[START OF Given entries]
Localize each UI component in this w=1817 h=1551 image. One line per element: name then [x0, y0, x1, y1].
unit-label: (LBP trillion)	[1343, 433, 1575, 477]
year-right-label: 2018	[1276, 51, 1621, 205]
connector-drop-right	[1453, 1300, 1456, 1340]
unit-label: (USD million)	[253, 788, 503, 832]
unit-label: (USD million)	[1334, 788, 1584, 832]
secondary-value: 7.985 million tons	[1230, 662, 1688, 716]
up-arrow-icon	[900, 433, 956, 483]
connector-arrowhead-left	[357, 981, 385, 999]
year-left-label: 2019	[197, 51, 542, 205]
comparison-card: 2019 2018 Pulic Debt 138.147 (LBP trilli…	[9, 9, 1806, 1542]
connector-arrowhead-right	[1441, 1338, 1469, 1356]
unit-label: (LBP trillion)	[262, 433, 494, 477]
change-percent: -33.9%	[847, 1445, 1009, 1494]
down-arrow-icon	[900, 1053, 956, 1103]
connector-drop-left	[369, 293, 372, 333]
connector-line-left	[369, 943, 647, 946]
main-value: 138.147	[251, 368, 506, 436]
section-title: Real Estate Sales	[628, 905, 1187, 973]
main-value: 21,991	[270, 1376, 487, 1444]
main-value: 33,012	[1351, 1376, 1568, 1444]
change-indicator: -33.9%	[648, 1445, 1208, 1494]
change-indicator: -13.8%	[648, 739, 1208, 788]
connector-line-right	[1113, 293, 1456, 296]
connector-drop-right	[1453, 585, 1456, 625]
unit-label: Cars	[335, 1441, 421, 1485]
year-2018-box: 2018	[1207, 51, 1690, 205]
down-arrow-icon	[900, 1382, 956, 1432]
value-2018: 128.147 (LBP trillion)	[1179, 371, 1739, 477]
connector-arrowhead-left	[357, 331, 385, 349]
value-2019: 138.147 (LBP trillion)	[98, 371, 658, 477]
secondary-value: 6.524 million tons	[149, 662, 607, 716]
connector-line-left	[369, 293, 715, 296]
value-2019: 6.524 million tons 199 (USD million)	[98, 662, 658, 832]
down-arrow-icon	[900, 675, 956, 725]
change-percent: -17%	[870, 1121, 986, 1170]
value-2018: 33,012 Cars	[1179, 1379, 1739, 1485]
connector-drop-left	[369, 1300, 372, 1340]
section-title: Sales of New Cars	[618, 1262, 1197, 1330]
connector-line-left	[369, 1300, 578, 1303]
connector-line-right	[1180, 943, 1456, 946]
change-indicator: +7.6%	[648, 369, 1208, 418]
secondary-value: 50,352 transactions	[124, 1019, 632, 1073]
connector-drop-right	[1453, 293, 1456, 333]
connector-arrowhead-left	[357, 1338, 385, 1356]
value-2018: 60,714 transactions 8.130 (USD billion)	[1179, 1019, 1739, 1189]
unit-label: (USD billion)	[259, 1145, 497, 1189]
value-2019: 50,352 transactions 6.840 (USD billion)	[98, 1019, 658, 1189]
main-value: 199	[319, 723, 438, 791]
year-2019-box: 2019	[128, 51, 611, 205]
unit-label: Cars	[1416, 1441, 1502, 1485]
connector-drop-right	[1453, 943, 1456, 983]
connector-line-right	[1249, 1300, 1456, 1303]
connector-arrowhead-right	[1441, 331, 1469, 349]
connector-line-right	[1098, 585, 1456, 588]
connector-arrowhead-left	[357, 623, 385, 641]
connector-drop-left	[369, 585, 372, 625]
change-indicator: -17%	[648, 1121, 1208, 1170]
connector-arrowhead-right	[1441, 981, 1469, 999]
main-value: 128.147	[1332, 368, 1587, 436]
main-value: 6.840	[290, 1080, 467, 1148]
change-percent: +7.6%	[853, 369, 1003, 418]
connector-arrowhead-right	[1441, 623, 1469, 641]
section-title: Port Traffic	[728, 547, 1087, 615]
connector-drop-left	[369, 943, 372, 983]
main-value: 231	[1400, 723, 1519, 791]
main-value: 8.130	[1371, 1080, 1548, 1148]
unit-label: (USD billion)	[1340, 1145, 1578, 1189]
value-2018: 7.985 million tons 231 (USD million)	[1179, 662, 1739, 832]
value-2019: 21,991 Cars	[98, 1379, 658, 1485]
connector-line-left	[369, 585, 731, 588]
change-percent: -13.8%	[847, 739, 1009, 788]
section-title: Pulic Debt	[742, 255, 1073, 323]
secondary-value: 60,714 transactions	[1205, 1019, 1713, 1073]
[END OF Given entries]
▶ _Written task_
Rewrite the listing above, putting "sales" wherever "transactions" appears and leaving everything else unchanged.

▶ _Complete answer_
Localize each UI component in this w=1817 h=1551 image. One line per element: name then [x0, y0, x1, y1].
unit-label: (LBP trillion)	[1343, 433, 1575, 477]
year-right-label: 2018	[1276, 51, 1621, 205]
connector-drop-right	[1453, 1300, 1456, 1340]
unit-label: (USD million)	[253, 788, 503, 832]
unit-label: (USD million)	[1334, 788, 1584, 832]
secondary-value: 7.985 million tons	[1230, 662, 1688, 716]
up-arrow-icon	[900, 433, 956, 483]
connector-arrowhead-left	[357, 981, 385, 999]
year-left-label: 2019	[197, 51, 542, 205]
comparison-card: 2019 2018 Pulic Debt 138.147 (LBP trilli…	[9, 9, 1806, 1542]
connector-arrowhead-right	[1441, 1338, 1469, 1356]
unit-label: (LBP trillion)	[262, 433, 494, 477]
change-percent: -33.9%	[847, 1445, 1009, 1494]
down-arrow-icon	[900, 1053, 956, 1103]
connector-drop-left	[369, 293, 372, 333]
connector-line-left	[369, 943, 647, 946]
main-value: 138.147	[251, 368, 506, 436]
section-title: Real Estate Sales	[628, 905, 1187, 973]
main-value: 21,991	[270, 1376, 487, 1444]
main-value: 33,012	[1351, 1376, 1568, 1444]
change-indicator: -33.9%	[648, 1445, 1208, 1494]
change-indicator: -13.8%	[648, 739, 1208, 788]
connector-line-right	[1113, 293, 1456, 296]
connector-drop-right	[1453, 585, 1456, 625]
unit-label: Cars	[335, 1441, 421, 1485]
year-2018-box: 2018	[1207, 51, 1690, 205]
down-arrow-icon	[900, 1382, 956, 1432]
value-2018: 128.147 (LBP trillion)	[1179, 371, 1739, 477]
connector-arrowhead-left	[357, 331, 385, 349]
value-2019: 138.147 (LBP trillion)	[98, 371, 658, 477]
secondary-value: 6.524 million tons	[149, 662, 607, 716]
connector-line-left	[369, 293, 715, 296]
value-2019: 6.524 million tons 199 (USD million)	[98, 662, 658, 832]
down-arrow-icon	[900, 675, 956, 725]
change-percent: -17%	[870, 1121, 986, 1170]
value-2018: 33,012 Cars	[1179, 1379, 1739, 1485]
connector-drop-left	[369, 1300, 372, 1340]
section-title: Sales of New Cars	[618, 1262, 1197, 1330]
connector-line-left	[369, 1300, 578, 1303]
connector-line-right	[1180, 943, 1456, 946]
change-indicator: +7.6%	[648, 369, 1208, 418]
secondary-value: 50,352 sales	[124, 1019, 632, 1073]
connector-drop-right	[1453, 293, 1456, 333]
connector-arrowhead-left	[357, 1338, 385, 1356]
value-2018: 60,714 sales 8.130 (USD billion)	[1179, 1019, 1739, 1189]
unit-label: (USD billion)	[259, 1145, 497, 1189]
value-2019: 50,352 sales 6.840 (USD billion)	[98, 1019, 658, 1189]
main-value: 199	[319, 723, 438, 791]
year-2019-box: 2019	[128, 51, 611, 205]
unit-label: Cars	[1416, 1441, 1502, 1485]
connector-drop-right	[1453, 943, 1456, 983]
connector-line-right	[1249, 1300, 1456, 1303]
connector-arrowhead-right	[1441, 331, 1469, 349]
connector-line-right	[1098, 585, 1456, 588]
connector-arrowhead-left	[357, 623, 385, 641]
connector-drop-left	[369, 585, 372, 625]
change-indicator: -17%	[648, 1121, 1208, 1170]
connector-arrowhead-right	[1441, 981, 1469, 999]
main-value: 128.147	[1332, 368, 1587, 436]
main-value: 6.840	[290, 1080, 467, 1148]
change-percent: +7.6%	[853, 369, 1003, 418]
connector-arrowhead-right	[1441, 623, 1469, 641]
section-title: Port Traffic	[728, 547, 1087, 615]
connector-drop-left	[369, 943, 372, 983]
main-value: 231	[1400, 723, 1519, 791]
main-value: 8.130	[1371, 1080, 1548, 1148]
unit-label: (USD billion)	[1340, 1145, 1578, 1189]
value-2018: 7.985 million tons 231 (USD million)	[1179, 662, 1739, 832]
value-2019: 21,991 Cars	[98, 1379, 658, 1485]
connector-line-left	[369, 585, 731, 588]
change-percent: -13.8%	[847, 739, 1009, 788]
section-title: Pulic Debt	[742, 255, 1073, 323]
secondary-value: 60,714 sales	[1205, 1019, 1713, 1073]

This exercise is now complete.